## Task objective
Copy out each line featuring the string "health" from the entries beneath.

Data entries for graphics
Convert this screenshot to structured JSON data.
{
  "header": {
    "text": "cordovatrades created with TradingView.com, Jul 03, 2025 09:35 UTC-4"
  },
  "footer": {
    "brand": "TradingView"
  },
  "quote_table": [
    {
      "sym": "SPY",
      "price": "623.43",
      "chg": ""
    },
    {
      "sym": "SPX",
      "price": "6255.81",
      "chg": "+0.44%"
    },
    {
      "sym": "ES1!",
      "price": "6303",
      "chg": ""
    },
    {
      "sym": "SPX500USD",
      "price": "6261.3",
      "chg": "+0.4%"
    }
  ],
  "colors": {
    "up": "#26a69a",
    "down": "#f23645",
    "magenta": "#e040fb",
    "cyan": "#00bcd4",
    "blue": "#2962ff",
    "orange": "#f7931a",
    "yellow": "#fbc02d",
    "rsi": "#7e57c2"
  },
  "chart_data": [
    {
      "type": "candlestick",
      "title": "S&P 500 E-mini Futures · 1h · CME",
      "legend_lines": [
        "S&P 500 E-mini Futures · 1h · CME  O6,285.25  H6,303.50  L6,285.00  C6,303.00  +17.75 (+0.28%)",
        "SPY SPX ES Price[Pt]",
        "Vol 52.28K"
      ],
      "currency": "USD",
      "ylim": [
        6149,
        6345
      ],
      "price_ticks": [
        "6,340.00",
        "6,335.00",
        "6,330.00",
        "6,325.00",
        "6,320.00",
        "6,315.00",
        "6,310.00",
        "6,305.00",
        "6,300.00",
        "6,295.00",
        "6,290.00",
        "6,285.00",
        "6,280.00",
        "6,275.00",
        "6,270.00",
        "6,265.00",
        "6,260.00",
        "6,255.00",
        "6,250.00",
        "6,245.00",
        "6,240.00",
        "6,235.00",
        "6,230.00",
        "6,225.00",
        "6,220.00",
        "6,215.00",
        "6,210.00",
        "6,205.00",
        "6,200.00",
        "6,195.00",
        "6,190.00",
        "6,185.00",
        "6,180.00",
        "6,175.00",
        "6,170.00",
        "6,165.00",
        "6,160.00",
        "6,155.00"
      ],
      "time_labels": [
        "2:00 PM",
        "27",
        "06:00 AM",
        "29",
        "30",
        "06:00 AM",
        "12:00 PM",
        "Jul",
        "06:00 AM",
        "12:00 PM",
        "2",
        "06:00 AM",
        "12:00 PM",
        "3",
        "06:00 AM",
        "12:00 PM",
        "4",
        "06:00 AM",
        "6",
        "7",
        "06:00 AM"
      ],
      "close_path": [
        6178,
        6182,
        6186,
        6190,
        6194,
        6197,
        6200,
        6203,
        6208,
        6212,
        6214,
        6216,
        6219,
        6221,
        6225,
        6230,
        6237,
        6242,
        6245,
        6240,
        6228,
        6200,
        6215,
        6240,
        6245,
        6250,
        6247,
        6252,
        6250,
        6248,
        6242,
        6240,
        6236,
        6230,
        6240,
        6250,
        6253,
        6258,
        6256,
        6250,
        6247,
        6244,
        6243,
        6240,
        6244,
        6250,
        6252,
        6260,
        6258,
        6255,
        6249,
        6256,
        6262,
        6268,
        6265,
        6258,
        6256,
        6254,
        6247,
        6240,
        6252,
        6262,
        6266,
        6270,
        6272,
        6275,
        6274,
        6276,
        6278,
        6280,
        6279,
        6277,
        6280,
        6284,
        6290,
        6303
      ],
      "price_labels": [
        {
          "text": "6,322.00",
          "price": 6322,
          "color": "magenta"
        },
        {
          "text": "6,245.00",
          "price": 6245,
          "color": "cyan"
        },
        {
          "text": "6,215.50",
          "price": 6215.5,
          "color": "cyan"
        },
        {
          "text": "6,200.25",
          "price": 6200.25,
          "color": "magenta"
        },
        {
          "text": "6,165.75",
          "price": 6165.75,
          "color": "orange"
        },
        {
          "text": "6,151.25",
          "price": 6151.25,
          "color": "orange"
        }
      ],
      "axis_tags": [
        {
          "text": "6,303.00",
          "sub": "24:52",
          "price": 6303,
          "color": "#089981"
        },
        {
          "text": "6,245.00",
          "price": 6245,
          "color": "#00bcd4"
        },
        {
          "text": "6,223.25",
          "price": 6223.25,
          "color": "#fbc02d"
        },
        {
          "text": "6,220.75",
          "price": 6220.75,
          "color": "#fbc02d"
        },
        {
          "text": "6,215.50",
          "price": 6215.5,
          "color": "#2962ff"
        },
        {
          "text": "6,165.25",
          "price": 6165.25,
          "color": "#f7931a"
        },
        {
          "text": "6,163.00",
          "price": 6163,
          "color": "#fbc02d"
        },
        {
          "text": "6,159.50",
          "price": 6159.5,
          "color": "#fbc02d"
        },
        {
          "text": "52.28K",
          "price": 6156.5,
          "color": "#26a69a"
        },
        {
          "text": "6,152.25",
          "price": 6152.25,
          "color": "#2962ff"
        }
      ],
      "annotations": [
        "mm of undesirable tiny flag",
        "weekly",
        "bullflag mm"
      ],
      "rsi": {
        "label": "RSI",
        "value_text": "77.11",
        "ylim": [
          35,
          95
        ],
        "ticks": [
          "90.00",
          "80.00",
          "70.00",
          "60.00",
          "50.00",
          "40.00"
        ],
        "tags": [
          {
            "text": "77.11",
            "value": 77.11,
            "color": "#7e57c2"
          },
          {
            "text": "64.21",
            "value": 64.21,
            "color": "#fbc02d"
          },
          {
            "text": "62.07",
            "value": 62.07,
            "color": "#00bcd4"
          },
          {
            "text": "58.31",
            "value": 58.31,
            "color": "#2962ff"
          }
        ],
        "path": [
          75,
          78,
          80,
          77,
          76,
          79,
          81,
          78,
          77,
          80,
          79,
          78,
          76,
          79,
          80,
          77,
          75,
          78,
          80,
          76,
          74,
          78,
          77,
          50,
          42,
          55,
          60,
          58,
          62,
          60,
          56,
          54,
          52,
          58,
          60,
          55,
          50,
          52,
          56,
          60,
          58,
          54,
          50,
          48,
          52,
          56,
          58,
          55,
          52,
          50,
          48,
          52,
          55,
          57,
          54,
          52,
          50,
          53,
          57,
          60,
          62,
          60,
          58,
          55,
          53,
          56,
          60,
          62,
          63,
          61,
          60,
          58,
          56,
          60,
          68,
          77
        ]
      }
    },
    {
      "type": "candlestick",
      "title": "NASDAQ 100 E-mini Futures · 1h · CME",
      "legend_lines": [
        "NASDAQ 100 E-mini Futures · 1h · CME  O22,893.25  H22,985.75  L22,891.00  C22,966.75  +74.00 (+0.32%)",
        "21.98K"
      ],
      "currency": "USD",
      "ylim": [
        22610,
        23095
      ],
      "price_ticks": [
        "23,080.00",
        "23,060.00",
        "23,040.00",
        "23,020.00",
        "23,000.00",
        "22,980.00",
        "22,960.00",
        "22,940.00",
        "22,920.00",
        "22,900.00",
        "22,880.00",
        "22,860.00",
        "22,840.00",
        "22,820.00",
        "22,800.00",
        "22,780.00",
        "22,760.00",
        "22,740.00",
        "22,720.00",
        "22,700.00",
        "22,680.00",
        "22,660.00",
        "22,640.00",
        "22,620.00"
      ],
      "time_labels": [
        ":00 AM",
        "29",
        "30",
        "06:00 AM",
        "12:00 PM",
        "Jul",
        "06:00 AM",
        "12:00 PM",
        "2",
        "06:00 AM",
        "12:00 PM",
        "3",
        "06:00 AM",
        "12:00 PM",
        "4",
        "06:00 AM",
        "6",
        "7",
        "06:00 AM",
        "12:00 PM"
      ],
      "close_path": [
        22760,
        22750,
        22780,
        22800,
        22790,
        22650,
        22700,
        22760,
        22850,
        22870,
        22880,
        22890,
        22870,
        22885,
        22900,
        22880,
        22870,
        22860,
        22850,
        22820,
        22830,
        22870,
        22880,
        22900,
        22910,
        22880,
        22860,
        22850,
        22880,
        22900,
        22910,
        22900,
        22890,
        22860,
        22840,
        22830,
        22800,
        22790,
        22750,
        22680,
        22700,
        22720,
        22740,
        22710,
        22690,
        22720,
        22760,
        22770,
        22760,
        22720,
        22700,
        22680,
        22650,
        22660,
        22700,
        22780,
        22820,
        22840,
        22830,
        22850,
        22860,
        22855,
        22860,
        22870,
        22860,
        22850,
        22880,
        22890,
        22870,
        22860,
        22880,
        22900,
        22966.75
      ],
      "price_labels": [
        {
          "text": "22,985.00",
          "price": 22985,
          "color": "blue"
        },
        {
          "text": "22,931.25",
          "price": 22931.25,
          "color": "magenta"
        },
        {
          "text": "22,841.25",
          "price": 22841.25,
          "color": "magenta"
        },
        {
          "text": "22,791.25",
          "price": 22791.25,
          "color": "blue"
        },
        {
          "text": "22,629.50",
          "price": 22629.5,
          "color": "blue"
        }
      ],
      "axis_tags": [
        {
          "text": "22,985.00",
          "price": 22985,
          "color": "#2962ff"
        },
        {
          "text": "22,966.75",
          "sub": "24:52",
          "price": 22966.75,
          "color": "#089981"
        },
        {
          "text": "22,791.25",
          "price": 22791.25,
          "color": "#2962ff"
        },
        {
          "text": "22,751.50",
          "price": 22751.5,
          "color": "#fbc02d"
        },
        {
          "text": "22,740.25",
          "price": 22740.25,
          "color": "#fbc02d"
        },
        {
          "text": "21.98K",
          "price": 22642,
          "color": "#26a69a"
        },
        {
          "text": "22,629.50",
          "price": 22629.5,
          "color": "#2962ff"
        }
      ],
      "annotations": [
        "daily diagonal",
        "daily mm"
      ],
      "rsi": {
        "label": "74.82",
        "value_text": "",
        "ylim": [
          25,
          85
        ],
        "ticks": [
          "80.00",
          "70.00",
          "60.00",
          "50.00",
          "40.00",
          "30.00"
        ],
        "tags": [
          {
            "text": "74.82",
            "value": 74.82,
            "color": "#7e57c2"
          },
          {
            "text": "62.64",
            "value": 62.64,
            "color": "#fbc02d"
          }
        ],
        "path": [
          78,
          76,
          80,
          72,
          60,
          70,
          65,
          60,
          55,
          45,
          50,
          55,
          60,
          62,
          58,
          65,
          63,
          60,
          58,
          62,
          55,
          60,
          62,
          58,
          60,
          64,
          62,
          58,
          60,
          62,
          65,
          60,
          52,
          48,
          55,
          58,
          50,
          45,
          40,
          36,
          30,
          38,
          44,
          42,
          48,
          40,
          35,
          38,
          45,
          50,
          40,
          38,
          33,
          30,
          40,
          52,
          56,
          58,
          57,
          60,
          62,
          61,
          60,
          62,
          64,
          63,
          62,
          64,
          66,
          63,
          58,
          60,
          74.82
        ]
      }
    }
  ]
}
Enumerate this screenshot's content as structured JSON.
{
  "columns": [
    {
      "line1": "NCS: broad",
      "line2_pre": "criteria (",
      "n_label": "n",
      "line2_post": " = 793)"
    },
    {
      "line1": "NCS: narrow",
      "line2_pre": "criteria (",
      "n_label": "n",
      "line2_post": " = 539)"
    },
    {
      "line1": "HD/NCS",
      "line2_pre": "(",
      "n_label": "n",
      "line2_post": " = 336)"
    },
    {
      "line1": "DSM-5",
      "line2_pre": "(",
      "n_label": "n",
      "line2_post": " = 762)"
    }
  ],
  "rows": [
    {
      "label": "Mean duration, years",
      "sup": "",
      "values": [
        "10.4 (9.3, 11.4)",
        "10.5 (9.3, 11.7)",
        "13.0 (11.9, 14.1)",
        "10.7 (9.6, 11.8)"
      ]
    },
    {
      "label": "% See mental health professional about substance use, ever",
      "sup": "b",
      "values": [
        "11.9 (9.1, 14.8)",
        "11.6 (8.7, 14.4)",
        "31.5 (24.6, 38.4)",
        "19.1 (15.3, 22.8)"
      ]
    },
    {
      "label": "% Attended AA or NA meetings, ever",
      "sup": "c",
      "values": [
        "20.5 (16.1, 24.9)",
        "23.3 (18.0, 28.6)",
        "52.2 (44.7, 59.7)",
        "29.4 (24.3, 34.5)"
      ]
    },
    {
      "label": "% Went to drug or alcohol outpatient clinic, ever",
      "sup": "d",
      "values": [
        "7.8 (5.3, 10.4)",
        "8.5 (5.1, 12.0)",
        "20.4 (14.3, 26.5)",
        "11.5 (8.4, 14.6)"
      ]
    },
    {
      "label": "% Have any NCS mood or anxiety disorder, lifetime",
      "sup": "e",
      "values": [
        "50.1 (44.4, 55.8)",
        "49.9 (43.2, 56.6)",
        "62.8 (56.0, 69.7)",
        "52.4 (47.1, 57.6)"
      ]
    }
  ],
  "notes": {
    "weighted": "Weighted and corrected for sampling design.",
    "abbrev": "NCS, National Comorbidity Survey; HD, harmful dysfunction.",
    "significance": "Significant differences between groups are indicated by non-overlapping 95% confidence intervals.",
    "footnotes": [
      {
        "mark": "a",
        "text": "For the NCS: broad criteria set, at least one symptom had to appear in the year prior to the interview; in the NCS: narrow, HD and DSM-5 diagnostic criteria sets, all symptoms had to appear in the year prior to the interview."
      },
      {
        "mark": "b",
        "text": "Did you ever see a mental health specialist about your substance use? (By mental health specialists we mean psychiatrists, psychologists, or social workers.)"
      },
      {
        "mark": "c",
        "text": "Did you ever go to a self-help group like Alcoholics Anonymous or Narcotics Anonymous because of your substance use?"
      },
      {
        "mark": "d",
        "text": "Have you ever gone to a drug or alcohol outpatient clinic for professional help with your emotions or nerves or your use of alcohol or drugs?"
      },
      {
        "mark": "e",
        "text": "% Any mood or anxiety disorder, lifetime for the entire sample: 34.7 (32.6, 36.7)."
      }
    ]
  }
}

## The result
      "label": "% See mental health professional about substance use, ever",
        "text": "Did you ever see a mental health specialist about your substance use? (By mental health specialists we mean psychiatrists, psychologists, or social workers.)"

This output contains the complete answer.